═══ ENTRIES PROVIDED

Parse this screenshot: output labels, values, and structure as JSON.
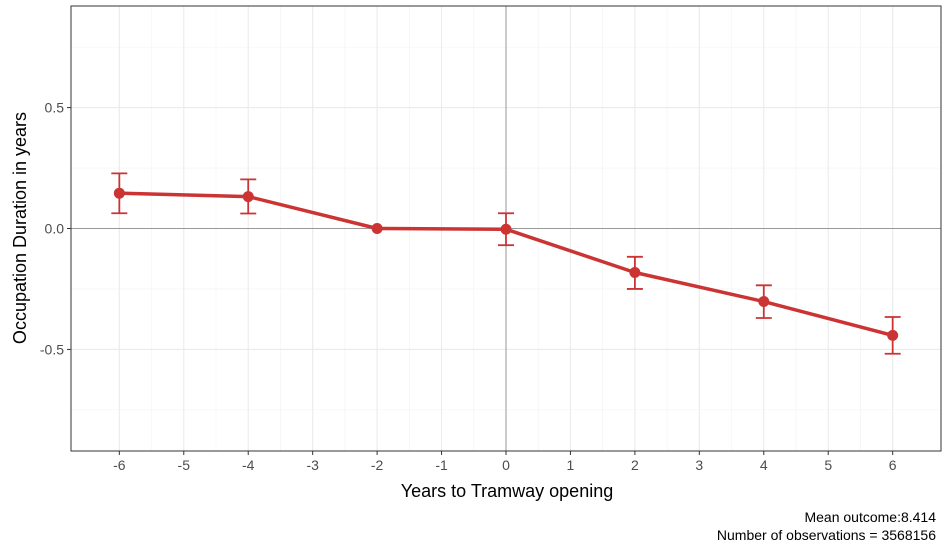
{
  "chart_data": {
    "type": "line",
    "xlabel": "Years to Tramway opening",
    "ylabel": "Occupation Duration in years",
    "xlim": [
      -6.75,
      6.75
    ],
    "ylim": [
      -0.92,
      0.92
    ],
    "x_ticks": [
      -6,
      -5,
      -4,
      -3,
      -2,
      -1,
      0,
      1,
      2,
      3,
      4,
      5,
      6
    ],
    "y_ticks": [
      0.5,
      0.0,
      -0.5
    ],
    "y_tick_labels": [
      "0.5",
      "0.0",
      "-0.5"
    ],
    "grid": true,
    "reference_lines": {
      "x": 0,
      "y": 0
    },
    "series": [
      {
        "color": "#cc3333",
        "x": [
          -6,
          -4,
          -2,
          0,
          2,
          4,
          6
        ],
        "y": [
          0.146,
          0.132,
          0.0,
          -0.003,
          -0.182,
          -0.302,
          -0.442
        ],
        "ci_low": [
          0.063,
          0.062,
          0.0,
          -0.069,
          -0.25,
          -0.37,
          -0.518
        ],
        "ci_high": [
          0.228,
          0.203,
          0.0,
          0.063,
          -0.117,
          -0.235,
          -0.366
        ]
      }
    ],
    "captions": [
      "Mean outcome:8.414",
      "Number of observations = 3568156"
    ]
  }
}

══════

■ REQUIREMENT:
Reproduce every record word for word. The copy must contain no pictures.

■ FINISHED TASK:
Parse this screenshot: output labels, values, and structure as JSON.
{
  "chart_data": {
    "type": "line",
    "xlabel": "Years to Tramway opening",
    "ylabel": "Occupation Duration in years",
    "xlim": [
      -6.75,
      6.75
    ],
    "ylim": [
      -0.92,
      0.92
    ],
    "x_ticks": [
      -6,
      -5,
      -4,
      -3,
      -2,
      -1,
      0,
      1,
      2,
      3,
      4,
      5,
      6
    ],
    "y_ticks": [
      0.5,
      0.0,
      -0.5
    ],
    "y_tick_labels": [
      "0.5",
      "0.0",
      "-0.5"
    ],
    "grid": true,
    "reference_lines": {
      "x": 0,
      "y": 0
    },
    "series": [
      {
        "color": "#cc3333",
        "x": [
          -6,
          -4,
          -2,
          0,
          2,
          4,
          6
        ],
        "y": [
          0.146,
          0.132,
          0.0,
          -0.003,
          -0.182,
          -0.302,
          -0.442
        ],
        "ci_low": [
          0.063,
          0.062,
          0.0,
          -0.069,
          -0.25,
          -0.37,
          -0.518
        ],
        "ci_high": [
          0.228,
          0.203,
          0.0,
          0.063,
          -0.117,
          -0.235,
          -0.366
        ]
      }
    ],
    "captions": [
      "Mean outcome:8.414",
      "Number of observations = 3568156"
    ]
  }
}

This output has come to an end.